▶ Request
Copy the lines from the first one through the one containing "histogram-bar [276, 353, 289, 363]", inclusive, reproducing each character for character.

▶ Information shown
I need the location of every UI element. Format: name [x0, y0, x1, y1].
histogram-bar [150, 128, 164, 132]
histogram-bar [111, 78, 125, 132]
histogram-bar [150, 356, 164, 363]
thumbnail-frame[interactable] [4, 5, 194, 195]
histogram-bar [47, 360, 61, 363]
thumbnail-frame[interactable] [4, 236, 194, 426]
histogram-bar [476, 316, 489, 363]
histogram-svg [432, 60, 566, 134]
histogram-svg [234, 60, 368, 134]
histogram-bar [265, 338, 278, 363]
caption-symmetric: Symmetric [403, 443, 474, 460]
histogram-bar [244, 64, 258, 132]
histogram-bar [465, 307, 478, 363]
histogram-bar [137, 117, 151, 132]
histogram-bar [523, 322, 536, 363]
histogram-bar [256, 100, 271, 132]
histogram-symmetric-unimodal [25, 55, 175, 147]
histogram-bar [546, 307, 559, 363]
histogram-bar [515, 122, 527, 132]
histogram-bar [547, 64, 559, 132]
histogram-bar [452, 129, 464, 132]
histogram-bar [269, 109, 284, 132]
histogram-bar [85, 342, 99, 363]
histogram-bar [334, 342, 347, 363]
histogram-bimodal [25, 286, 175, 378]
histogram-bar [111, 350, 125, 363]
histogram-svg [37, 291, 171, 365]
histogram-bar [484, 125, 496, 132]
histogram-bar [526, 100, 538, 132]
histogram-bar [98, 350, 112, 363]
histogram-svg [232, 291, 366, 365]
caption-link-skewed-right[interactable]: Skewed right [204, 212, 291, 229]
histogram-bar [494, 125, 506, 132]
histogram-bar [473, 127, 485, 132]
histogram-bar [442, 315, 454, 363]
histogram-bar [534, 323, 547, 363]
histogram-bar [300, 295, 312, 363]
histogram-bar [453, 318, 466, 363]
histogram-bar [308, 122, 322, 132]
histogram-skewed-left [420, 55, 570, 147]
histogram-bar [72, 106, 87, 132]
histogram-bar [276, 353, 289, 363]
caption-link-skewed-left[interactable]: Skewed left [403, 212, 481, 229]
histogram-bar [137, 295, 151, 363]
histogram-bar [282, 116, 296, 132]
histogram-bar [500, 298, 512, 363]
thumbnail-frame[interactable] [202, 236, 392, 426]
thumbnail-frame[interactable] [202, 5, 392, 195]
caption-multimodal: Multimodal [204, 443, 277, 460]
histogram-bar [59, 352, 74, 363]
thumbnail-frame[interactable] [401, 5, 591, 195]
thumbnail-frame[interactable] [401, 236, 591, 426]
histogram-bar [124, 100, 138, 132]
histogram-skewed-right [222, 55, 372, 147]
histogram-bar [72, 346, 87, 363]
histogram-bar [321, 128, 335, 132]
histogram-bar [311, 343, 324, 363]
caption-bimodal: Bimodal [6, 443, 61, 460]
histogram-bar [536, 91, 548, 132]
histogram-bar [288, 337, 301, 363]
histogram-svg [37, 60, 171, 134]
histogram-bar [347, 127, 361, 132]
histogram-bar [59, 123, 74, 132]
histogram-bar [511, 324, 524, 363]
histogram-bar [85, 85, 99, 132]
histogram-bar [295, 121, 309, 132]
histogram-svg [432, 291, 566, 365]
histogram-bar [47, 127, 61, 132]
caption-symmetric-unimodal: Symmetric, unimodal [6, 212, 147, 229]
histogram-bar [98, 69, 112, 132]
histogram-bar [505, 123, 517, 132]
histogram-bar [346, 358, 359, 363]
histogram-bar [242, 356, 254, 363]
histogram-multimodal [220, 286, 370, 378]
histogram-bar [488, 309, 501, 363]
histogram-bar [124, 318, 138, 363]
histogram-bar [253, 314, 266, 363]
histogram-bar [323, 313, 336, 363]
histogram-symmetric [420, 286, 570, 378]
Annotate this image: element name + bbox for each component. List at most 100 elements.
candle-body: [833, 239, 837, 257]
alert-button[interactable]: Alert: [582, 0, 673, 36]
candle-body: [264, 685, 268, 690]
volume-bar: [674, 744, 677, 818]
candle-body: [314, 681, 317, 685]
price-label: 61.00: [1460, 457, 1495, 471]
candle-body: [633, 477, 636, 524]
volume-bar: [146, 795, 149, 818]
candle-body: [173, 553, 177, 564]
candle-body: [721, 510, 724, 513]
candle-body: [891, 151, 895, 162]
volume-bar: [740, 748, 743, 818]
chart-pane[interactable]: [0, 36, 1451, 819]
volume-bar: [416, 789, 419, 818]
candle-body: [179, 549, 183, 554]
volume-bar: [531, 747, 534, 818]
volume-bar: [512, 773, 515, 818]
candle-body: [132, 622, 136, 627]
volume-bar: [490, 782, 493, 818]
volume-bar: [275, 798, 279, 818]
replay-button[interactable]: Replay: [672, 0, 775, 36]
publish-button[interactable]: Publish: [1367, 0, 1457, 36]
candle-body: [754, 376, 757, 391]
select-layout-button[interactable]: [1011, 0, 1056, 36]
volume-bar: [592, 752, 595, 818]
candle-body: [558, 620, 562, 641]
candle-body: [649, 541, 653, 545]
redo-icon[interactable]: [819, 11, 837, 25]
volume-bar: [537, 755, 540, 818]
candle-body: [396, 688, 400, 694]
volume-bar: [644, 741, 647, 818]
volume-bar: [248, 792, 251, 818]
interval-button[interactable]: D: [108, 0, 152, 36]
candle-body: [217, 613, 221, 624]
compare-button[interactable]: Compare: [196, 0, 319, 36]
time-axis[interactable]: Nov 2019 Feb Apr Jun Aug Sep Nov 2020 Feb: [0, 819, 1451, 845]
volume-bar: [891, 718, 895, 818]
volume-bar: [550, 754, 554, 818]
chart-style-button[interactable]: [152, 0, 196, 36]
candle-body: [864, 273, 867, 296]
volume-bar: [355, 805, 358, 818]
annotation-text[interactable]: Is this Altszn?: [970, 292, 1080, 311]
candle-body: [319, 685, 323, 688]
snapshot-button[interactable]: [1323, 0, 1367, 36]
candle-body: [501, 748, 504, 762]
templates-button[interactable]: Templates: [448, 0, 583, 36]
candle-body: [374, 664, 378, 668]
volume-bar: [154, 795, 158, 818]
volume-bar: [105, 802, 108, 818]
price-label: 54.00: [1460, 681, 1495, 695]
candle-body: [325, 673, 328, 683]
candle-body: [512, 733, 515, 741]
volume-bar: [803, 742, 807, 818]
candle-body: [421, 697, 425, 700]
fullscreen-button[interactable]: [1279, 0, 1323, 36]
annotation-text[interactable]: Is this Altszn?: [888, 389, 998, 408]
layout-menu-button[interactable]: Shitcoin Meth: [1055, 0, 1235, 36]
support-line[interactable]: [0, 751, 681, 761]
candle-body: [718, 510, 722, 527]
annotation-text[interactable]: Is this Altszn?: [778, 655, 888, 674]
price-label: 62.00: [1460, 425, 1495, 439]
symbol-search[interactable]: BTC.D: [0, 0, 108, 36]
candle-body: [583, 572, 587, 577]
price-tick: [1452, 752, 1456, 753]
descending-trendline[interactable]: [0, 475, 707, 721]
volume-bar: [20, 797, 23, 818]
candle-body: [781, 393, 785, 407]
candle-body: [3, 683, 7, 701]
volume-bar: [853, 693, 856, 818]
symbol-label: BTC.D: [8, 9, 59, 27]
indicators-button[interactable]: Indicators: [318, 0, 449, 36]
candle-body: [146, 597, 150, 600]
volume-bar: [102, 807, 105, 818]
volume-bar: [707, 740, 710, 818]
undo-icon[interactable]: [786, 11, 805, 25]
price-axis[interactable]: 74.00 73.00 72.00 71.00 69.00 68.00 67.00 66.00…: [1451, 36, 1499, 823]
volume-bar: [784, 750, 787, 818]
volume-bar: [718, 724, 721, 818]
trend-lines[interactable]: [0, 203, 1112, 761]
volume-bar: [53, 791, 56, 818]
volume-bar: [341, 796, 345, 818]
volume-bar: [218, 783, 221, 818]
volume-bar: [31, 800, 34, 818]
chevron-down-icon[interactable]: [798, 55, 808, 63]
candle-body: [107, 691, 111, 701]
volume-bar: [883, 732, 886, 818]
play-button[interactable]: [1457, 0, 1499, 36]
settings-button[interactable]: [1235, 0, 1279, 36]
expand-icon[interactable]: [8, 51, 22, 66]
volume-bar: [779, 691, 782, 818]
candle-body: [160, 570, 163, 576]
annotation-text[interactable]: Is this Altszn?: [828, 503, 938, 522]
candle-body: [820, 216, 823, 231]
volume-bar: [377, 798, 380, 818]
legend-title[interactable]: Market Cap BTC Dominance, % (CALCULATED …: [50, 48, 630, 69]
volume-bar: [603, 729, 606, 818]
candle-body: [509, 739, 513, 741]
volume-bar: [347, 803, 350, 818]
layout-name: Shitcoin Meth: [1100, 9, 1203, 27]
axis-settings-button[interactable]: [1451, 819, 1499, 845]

▶ Solution for this task
I need the location of every UI element. Format: name [x0, y0, x1, y1].
histogram-bar [150, 128, 164, 132]
histogram-bar [111, 78, 125, 132]
histogram-bar [150, 356, 164, 363]
thumbnail-frame[interactable] [4, 5, 194, 195]
histogram-bar [47, 360, 61, 363]
thumbnail-frame[interactable] [4, 236, 194, 426]
histogram-bar [476, 316, 489, 363]
histogram-svg [432, 60, 566, 134]
histogram-svg [234, 60, 368, 134]
histogram-bar [265, 338, 278, 363]
caption-symmetric: Symmetric [403, 443, 474, 460]
histogram-bar [244, 64, 258, 132]
histogram-bar [465, 307, 478, 363]
histogram-bar [137, 117, 151, 132]
histogram-bar [523, 322, 536, 363]
histogram-bar [256, 100, 271, 132]
histogram-symmetric-unimodal [25, 55, 175, 147]
histogram-bar [546, 307, 559, 363]
histogram-bar [515, 122, 527, 132]
histogram-bar [547, 64, 559, 132]
histogram-bar [452, 129, 464, 132]
histogram-bar [269, 109, 284, 132]
histogram-bar [85, 342, 99, 363]
histogram-bar [334, 342, 347, 363]
histogram-bimodal [25, 286, 175, 378]
histogram-bar [111, 350, 125, 363]
histogram-svg [37, 291, 171, 365]
histogram-bar [484, 125, 496, 132]
histogram-bar [526, 100, 538, 132]
histogram-bar [98, 350, 112, 363]
histogram-svg [232, 291, 366, 365]
caption-link-skewed-right[interactable]: Skewed right [204, 212, 291, 229]
histogram-bar [494, 125, 506, 132]
histogram-bar [473, 127, 485, 132]
histogram-bar [442, 315, 454, 363]
histogram-bar [534, 323, 547, 363]
histogram-bar [300, 295, 312, 363]
histogram-bar [453, 318, 466, 363]
histogram-bar [308, 122, 322, 132]
histogram-skewed-left [420, 55, 570, 147]
histogram-bar [72, 106, 87, 132]
histogram-bar [276, 353, 289, 363]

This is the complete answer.